# PROVIDED DATA

☆ ☆ ☆ ☆ ☆ ☆ ☆

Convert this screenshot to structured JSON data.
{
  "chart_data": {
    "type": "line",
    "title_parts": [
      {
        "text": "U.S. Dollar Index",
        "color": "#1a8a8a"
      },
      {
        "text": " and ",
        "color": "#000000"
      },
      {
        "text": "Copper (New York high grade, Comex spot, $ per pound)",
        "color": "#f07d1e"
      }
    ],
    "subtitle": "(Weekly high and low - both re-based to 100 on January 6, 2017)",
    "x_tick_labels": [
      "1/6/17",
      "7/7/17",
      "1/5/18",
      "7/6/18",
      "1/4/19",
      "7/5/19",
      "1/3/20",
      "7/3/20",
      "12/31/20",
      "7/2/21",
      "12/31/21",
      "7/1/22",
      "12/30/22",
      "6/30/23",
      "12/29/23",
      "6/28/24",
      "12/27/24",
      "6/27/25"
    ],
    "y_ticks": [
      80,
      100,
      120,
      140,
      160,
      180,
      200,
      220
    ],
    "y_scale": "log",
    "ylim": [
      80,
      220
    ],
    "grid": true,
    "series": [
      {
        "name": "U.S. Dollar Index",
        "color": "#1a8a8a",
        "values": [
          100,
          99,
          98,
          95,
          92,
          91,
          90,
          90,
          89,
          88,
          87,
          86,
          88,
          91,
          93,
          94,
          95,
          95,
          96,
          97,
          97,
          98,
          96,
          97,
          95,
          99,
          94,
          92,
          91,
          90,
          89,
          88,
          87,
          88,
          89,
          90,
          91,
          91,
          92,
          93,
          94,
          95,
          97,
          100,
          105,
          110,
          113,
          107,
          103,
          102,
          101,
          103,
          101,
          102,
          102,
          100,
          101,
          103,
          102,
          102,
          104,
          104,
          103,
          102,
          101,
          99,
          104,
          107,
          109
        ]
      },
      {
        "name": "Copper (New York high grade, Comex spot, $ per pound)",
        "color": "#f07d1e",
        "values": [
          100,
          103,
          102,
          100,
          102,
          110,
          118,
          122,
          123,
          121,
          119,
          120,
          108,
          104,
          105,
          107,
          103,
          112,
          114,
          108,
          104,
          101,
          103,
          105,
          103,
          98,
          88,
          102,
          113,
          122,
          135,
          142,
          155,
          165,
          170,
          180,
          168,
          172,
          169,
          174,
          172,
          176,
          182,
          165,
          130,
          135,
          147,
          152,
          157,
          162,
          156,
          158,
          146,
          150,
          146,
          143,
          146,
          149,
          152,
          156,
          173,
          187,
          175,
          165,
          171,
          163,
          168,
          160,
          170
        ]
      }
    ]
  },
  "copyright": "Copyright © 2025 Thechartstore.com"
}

☆ ☆ ☆ ☆ ☆ ☆ ☆

# WHAT YOU NEED TO DO
Pull out every line in the material above where "Dollar" occurs.

# IN RESPONSE
        "text": "U.S. Dollar Index",
        "name": "U.S. Dollar Index",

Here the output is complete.